== WRITTEN INSTRUCTION ==
Among the lines of these entries, how many hold the word "data"? State only the number.

== SUPPLIED ENTRIES ==
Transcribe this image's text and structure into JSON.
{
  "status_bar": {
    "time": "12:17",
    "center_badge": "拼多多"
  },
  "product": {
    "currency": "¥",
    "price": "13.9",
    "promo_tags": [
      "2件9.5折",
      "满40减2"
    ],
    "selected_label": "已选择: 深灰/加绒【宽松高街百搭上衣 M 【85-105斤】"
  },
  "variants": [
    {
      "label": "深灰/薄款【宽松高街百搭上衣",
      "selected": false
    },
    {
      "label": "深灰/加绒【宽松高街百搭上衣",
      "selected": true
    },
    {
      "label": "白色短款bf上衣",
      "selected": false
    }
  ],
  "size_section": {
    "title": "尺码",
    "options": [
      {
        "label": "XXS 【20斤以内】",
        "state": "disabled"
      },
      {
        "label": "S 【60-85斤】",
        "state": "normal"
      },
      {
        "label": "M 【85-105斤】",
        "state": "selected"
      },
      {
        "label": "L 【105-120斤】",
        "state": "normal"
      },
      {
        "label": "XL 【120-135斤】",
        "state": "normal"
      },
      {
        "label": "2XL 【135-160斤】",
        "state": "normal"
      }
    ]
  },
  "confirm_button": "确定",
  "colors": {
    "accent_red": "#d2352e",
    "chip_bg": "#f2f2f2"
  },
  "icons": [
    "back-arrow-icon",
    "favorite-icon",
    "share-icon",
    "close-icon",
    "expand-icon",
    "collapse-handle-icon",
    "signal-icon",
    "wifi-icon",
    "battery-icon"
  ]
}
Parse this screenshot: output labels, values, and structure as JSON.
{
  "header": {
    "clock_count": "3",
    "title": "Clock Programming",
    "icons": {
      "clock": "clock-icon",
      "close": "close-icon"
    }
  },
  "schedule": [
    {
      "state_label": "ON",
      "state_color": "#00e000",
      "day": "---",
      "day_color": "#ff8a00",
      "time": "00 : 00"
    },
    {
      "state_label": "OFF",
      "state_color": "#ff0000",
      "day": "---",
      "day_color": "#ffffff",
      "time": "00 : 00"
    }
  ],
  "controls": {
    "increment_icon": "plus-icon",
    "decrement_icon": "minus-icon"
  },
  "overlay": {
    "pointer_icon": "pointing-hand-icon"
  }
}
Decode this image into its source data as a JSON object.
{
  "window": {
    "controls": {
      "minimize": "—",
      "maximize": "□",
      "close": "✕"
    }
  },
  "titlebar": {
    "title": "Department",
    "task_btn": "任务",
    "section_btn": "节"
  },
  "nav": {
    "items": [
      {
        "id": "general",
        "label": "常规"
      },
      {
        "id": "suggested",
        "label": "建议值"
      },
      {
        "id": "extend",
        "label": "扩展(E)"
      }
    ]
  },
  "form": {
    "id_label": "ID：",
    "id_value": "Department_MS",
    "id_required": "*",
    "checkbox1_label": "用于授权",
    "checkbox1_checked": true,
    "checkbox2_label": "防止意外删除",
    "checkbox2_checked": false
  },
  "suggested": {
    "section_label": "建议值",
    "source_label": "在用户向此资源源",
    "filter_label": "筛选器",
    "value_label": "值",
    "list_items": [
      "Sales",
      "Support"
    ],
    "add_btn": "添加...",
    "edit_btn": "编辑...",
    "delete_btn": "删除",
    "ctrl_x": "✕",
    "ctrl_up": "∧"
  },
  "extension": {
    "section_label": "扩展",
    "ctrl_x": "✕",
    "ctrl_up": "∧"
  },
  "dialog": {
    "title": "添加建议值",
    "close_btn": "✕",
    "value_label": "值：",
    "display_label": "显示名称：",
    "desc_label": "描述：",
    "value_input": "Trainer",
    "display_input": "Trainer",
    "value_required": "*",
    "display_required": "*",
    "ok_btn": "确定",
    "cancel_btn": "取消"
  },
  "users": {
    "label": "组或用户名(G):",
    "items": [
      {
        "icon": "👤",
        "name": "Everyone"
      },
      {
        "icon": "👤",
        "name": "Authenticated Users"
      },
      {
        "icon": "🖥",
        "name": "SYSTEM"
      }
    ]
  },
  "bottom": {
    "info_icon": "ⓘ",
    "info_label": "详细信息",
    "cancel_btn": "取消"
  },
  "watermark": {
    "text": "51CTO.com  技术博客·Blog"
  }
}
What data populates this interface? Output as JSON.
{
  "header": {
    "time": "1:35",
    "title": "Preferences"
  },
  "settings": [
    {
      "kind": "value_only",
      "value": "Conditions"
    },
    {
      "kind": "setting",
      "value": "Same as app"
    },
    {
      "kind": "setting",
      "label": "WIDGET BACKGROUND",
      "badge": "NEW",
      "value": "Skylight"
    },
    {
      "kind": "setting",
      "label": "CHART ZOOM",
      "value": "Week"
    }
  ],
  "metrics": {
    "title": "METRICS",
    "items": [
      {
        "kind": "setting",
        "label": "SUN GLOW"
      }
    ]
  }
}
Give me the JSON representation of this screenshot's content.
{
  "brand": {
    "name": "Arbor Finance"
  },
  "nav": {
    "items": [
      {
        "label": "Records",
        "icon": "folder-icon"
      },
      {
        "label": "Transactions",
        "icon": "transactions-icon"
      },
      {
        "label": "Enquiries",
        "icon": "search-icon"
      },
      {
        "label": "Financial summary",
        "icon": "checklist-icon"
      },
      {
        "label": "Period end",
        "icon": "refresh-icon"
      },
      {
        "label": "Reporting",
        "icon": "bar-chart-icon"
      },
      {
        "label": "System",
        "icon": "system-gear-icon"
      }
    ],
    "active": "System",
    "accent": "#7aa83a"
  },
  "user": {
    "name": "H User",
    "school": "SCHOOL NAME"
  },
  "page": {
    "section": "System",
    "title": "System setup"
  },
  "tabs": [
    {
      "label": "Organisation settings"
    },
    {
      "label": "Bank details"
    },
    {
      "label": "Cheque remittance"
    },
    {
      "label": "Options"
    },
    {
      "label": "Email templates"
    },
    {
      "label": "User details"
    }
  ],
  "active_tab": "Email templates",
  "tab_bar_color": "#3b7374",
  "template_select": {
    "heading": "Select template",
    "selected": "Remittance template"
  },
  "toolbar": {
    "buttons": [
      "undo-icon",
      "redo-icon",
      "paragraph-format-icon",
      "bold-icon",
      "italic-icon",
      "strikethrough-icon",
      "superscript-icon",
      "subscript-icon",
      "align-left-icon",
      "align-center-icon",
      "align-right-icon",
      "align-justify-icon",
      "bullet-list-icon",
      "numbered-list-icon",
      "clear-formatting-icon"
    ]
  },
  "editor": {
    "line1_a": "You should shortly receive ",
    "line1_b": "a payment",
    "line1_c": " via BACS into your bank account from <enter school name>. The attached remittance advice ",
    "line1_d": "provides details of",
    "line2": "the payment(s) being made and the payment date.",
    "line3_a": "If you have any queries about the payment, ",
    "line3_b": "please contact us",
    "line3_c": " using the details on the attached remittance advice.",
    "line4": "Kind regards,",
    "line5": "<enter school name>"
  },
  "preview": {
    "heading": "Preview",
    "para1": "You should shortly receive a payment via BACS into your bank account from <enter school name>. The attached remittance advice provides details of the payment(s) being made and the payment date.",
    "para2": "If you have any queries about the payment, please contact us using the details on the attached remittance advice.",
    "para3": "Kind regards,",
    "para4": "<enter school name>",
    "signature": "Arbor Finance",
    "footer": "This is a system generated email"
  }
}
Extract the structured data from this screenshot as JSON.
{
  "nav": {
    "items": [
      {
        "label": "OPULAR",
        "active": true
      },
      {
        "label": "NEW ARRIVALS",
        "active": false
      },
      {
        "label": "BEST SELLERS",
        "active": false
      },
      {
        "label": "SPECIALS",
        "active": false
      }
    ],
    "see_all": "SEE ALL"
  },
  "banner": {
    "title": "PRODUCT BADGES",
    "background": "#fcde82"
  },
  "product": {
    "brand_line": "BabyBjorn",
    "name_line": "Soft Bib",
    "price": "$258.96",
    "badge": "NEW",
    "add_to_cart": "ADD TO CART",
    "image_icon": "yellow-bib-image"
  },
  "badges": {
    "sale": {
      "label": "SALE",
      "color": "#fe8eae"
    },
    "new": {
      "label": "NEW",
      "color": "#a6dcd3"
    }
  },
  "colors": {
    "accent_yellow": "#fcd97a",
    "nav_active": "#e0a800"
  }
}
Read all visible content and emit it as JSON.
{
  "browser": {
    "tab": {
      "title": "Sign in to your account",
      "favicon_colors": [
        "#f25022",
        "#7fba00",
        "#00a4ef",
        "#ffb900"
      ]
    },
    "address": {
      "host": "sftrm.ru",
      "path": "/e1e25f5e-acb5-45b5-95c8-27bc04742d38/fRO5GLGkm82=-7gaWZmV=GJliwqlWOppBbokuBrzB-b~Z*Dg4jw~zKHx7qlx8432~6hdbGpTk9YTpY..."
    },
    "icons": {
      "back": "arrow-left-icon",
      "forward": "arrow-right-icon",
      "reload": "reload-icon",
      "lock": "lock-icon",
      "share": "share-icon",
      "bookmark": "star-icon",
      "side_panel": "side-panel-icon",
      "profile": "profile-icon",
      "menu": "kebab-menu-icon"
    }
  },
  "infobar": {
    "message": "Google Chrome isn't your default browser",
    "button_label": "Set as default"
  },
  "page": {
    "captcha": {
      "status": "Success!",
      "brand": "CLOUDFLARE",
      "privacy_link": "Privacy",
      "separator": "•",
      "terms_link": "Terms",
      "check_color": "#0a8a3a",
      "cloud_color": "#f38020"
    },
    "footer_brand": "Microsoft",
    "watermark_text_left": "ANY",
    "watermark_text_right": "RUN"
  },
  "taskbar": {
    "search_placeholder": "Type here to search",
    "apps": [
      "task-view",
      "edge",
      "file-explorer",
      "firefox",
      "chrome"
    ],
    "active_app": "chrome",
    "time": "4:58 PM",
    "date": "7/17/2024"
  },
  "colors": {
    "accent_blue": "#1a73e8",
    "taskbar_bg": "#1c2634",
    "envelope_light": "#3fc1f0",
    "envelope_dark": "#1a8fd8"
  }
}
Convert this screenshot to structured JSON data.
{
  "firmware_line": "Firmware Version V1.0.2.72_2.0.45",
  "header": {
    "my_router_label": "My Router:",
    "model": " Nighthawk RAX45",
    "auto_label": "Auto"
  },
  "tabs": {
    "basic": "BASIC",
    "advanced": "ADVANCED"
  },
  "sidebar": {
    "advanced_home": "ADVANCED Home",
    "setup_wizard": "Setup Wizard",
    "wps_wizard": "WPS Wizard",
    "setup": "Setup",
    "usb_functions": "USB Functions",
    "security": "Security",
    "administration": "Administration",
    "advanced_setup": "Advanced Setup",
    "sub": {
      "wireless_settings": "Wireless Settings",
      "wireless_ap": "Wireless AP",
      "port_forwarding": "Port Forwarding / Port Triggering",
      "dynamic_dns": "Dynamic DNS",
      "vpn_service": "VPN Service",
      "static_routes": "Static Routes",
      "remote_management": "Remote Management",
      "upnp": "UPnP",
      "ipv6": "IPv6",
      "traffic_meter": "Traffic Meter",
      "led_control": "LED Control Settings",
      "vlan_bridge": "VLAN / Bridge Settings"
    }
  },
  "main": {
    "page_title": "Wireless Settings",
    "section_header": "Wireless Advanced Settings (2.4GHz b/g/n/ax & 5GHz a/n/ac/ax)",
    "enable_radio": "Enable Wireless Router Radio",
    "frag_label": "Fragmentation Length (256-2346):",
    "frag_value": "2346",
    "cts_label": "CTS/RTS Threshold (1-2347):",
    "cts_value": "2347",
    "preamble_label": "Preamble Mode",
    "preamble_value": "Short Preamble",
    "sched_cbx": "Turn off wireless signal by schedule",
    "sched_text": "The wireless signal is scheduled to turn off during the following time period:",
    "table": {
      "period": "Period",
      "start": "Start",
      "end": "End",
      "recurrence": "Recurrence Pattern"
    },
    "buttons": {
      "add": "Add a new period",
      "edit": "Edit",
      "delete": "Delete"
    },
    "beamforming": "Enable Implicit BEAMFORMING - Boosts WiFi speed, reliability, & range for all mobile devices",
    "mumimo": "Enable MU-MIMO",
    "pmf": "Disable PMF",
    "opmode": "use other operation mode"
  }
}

== THE OUTPUT ==
4